İstanbul milletvekilliğinden ÖDP’ye geçiş nasıl oldu? DTP ile ittifak süreci nasıl ve neden gerçekleşti?

Şöyle oldu. Ben solun ortak adayı olarak seçildim. Mecliste yemin ederken de ÖDP rozeti ile ÖDP üyesi olarak yemin ettim, sonrasında da ÖDP Genel Başkanlığına döndüm. Hani bizim ÖDP’yi de dönüştürerek solda daha geniş bir odak, bir tür gökkuşağı, sosyal demokratı, solcusu, yeşili falan, öyle bir ortak siyaset zemini yaratmaktı amacımız. Fakat tam o sırada DTP kapatıldı. On dokuz kişi, bir kişi eksik kaldı. Ben de sorunların çözüm yeri olarak parlamentonun adres olarak gösterilmesinin önemli olduğunu düşündüm. Ve “sine-i millet” e dönmeyin, gelin ben eksiği tamamlayayım. Siyaseti mecliste yapalım. Diğer türlü memlekette baya bir kaos ihtimali olacaktı. O yüzden gruba katıldım ama grubun organlarında falan yer almadım. Siyaseten doğru bulmadım. Çünkü hiç bilmediğim, dışında olduğum bir dünyaydı.

 

Şimdi EDP ile ilişkiniz ne boyutta?

#####

Amaç →
Yukarıdaki belge alıntısını baştan sona, tek harfini bile değiştirmeden yeniden yaz. Aşağıdaki satırların bu işle hiçbir ilgisi yoktur.

#####

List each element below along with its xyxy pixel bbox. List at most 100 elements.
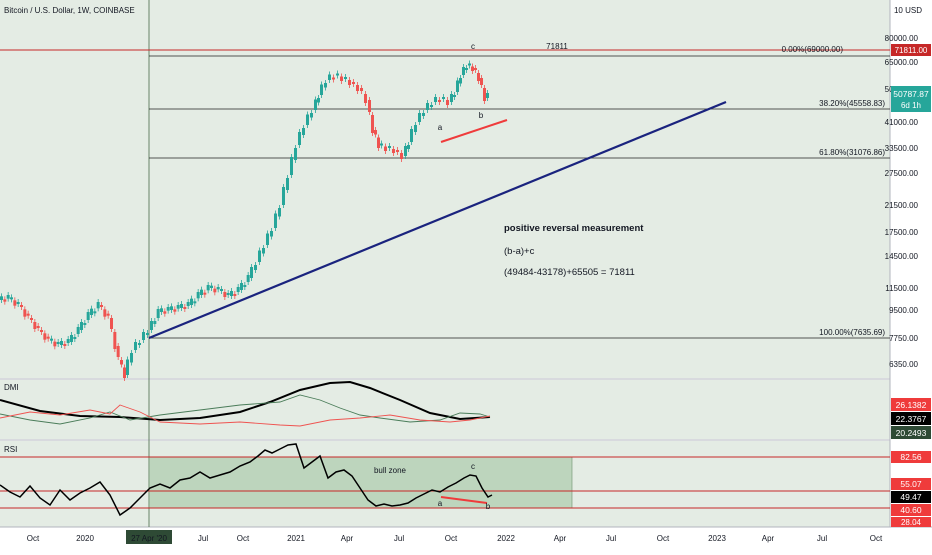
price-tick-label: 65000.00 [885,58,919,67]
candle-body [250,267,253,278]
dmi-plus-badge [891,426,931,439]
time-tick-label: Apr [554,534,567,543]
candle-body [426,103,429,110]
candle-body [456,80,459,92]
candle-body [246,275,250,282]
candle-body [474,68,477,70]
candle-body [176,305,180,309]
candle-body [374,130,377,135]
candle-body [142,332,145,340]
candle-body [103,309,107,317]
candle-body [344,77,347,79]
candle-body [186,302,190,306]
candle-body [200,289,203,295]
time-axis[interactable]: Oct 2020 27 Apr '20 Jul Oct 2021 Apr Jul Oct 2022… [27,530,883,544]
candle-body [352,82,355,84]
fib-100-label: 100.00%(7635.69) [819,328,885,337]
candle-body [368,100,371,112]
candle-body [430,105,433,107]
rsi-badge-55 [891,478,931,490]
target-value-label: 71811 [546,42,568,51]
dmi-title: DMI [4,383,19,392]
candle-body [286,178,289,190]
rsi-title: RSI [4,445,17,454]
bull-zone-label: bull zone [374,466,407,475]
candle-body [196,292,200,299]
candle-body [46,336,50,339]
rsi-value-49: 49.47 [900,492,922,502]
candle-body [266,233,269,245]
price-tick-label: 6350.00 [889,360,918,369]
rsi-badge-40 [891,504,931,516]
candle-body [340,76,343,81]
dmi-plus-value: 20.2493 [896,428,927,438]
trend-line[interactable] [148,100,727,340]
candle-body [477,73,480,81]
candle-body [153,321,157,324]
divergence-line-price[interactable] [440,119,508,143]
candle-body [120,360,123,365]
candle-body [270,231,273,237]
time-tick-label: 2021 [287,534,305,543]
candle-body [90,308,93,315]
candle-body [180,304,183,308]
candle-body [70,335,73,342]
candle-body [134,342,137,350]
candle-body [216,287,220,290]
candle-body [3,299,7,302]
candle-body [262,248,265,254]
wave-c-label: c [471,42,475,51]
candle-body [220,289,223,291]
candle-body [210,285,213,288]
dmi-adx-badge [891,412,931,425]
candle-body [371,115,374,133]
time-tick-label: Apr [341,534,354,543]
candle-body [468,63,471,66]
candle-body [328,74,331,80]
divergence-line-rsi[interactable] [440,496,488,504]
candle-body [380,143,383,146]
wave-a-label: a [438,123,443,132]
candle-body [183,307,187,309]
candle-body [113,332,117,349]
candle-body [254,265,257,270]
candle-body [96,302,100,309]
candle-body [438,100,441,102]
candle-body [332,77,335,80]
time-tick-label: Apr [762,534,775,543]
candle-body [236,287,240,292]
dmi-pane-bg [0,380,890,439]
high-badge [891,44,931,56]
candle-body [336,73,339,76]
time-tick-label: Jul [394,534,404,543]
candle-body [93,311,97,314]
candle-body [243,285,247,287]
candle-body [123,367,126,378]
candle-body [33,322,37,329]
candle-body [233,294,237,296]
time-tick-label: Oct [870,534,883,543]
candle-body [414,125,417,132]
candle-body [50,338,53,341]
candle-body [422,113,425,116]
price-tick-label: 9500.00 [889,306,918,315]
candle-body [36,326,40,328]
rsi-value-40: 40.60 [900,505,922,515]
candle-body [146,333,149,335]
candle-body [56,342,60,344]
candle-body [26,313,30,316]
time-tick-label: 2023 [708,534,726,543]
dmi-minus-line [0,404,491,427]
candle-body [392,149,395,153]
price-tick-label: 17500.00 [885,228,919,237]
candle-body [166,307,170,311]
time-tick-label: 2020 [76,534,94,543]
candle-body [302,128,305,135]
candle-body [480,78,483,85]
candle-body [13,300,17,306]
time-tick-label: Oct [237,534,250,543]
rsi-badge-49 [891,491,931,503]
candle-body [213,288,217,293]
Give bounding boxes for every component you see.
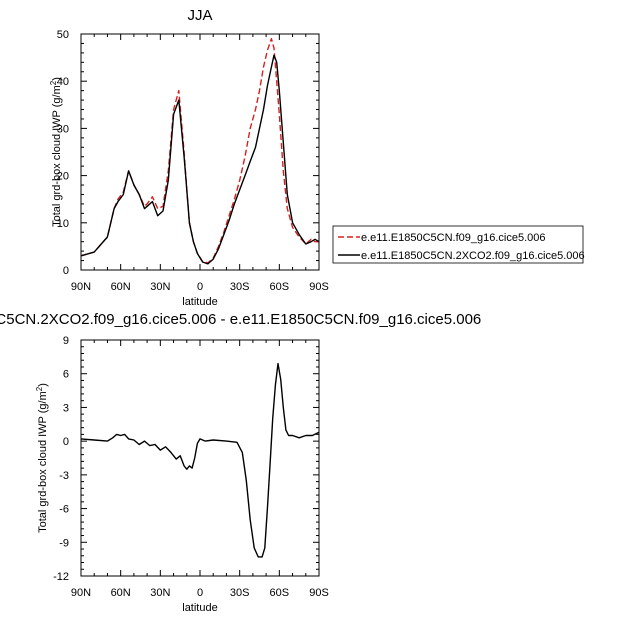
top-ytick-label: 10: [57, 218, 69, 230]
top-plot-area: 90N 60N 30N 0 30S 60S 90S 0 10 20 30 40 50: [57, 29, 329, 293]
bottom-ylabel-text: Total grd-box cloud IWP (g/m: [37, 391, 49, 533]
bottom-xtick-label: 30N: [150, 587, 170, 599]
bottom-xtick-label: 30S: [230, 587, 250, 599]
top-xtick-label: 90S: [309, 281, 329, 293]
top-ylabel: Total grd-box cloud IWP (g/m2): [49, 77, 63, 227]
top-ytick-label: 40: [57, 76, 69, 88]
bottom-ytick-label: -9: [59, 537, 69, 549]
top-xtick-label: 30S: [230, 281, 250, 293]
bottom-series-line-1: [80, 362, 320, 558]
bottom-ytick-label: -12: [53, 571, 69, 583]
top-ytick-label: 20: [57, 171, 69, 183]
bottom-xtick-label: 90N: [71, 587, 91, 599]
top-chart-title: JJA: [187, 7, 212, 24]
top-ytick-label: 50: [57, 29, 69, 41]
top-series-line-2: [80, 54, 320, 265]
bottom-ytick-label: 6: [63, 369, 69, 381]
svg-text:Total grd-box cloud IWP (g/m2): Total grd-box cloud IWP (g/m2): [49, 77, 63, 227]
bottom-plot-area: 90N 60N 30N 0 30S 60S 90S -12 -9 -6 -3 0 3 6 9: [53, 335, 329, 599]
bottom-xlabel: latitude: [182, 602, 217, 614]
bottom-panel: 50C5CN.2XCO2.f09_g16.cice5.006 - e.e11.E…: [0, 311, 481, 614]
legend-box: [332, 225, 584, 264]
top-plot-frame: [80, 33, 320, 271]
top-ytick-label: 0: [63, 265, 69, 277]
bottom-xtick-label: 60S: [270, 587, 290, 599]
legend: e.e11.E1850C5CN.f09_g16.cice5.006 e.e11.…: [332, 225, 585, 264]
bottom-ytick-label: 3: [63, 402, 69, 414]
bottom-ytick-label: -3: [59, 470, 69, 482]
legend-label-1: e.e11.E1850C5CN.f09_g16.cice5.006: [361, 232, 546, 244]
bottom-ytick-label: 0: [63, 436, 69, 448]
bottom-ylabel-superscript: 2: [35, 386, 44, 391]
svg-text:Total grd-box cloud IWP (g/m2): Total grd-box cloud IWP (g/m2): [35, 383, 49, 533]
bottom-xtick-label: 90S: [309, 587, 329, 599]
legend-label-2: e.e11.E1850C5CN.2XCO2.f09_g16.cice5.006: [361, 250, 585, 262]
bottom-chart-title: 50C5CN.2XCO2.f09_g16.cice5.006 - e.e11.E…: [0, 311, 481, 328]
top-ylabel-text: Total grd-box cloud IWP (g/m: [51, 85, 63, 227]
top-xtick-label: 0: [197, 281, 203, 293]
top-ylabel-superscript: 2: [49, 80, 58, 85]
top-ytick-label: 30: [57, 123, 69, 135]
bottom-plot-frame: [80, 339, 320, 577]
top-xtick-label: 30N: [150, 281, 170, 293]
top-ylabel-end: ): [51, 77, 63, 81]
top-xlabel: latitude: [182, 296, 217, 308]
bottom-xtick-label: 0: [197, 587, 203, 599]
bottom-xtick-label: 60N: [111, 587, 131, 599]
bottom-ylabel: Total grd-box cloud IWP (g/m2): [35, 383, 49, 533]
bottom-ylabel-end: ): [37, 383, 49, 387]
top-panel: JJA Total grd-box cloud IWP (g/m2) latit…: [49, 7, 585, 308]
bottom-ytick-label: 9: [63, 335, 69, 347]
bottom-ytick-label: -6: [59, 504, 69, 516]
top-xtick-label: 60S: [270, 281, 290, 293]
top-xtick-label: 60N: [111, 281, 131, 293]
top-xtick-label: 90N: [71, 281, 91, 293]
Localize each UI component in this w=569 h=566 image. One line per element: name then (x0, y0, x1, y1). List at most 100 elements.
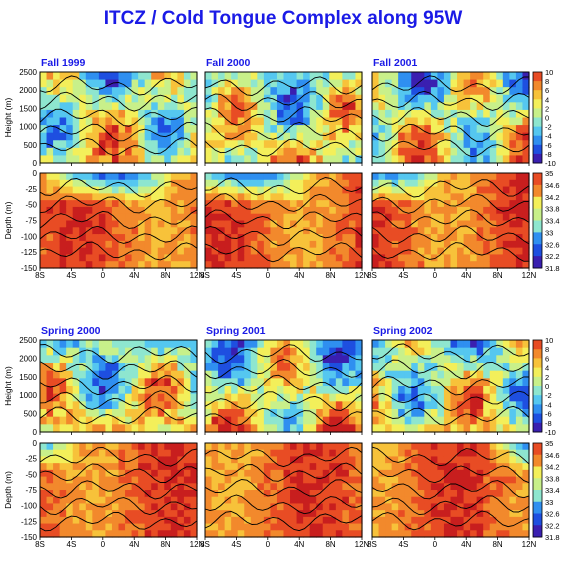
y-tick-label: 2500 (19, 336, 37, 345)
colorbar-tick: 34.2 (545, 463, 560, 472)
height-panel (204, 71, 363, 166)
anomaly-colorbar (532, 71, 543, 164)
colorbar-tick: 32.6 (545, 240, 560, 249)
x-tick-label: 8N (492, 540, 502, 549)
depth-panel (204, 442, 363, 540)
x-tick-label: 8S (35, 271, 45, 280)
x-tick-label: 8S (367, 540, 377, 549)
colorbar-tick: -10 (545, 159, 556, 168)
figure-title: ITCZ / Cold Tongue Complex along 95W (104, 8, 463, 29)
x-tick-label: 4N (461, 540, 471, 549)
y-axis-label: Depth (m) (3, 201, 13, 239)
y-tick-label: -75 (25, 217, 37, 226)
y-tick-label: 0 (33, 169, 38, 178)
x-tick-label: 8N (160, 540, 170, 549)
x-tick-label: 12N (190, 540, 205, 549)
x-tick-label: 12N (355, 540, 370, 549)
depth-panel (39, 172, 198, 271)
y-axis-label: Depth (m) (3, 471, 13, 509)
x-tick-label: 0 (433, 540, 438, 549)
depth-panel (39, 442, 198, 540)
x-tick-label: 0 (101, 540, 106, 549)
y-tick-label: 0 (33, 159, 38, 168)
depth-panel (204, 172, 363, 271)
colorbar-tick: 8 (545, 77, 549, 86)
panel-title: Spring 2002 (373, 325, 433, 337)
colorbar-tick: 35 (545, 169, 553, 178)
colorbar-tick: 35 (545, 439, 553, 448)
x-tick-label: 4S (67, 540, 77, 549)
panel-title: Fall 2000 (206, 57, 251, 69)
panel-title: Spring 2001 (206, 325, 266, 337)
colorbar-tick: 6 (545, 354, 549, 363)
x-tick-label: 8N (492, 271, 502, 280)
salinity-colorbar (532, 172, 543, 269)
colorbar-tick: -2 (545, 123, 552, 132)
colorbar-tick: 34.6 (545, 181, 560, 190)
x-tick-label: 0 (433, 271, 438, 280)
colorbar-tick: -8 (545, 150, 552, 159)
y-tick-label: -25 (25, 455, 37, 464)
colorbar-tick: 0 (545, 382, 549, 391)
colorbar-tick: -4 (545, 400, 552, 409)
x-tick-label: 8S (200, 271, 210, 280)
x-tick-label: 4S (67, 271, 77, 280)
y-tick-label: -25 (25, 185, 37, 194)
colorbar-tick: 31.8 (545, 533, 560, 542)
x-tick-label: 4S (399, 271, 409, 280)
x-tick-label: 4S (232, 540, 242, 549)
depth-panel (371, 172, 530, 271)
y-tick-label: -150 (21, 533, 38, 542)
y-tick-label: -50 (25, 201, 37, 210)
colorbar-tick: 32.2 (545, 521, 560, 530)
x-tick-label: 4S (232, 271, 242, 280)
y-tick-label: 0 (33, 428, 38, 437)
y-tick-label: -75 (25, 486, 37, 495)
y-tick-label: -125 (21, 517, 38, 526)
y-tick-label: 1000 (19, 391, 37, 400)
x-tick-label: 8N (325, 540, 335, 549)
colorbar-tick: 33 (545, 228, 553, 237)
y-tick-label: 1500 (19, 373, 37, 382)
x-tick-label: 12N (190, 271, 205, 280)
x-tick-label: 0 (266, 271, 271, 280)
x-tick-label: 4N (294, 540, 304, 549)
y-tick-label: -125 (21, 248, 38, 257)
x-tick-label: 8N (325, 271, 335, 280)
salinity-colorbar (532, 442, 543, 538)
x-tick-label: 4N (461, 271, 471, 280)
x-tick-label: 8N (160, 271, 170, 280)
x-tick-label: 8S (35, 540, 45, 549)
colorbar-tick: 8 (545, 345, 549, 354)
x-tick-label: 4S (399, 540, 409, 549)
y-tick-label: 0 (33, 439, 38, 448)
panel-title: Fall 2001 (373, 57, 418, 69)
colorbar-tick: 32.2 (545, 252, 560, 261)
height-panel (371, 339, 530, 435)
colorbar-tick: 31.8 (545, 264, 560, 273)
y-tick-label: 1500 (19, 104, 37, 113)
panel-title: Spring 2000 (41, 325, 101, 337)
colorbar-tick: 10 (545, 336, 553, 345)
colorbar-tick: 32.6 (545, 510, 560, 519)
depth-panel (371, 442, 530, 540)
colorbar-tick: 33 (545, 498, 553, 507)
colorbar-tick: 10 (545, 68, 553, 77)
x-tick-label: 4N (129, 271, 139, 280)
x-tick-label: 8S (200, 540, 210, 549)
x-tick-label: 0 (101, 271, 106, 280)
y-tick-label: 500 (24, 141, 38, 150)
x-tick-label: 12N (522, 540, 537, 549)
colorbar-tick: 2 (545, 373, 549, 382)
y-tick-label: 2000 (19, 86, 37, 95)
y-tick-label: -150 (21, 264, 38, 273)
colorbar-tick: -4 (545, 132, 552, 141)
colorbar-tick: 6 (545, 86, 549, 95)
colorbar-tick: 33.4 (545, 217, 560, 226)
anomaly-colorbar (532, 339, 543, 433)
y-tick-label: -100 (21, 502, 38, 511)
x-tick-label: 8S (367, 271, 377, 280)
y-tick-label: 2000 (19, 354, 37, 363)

#####

Yanıt →
İstanbul milletvekilliğinden ÖDP’ye geçiş nasıl oldu? DTP ile ittifak süreci nasıl ve neden gerçekleşti?

Şöyle oldu. Ben solun ortak adayı olarak seçildim. Mecliste yemin ederken de ÖDP rozeti ile ÖDP üyesi olarak yemin ettim, sonrasında da ÖDP Genel Başkanlığına döndüm. Hani bizim ÖDP’yi de dönüştürerek solda daha geniş bir odak, bir tür gökkuşağı, sosyal demokratı, solcusu, yeşili falan, öyle bir ortak siyaset zemini yaratmaktı amacımız. Fakat tam o sırada DTP kapatıldı. On dokuz kişi, bir kişi eksik kaldı. Ben de sorunların çözüm yeri olarak parlamentonun adres olarak gösterilmesinin önemli olduğunu düşündüm. Ve “sine-i millet” e dönmeyin, gelin ben eksiği tamamlayayım. Siyaseti mecliste yapalım. Diğer türlü memlekette baya bir kaos ihtimali olacaktı. O yüzden gruba katıldım ama grubun organlarında falan yer almadım. Siyaseten doğru bulmadım. Çünkü hiç bilmediğim, dışında olduğum bir dünyaydı.

 

Şimdi EDP ile ilişkiniz ne boyutta?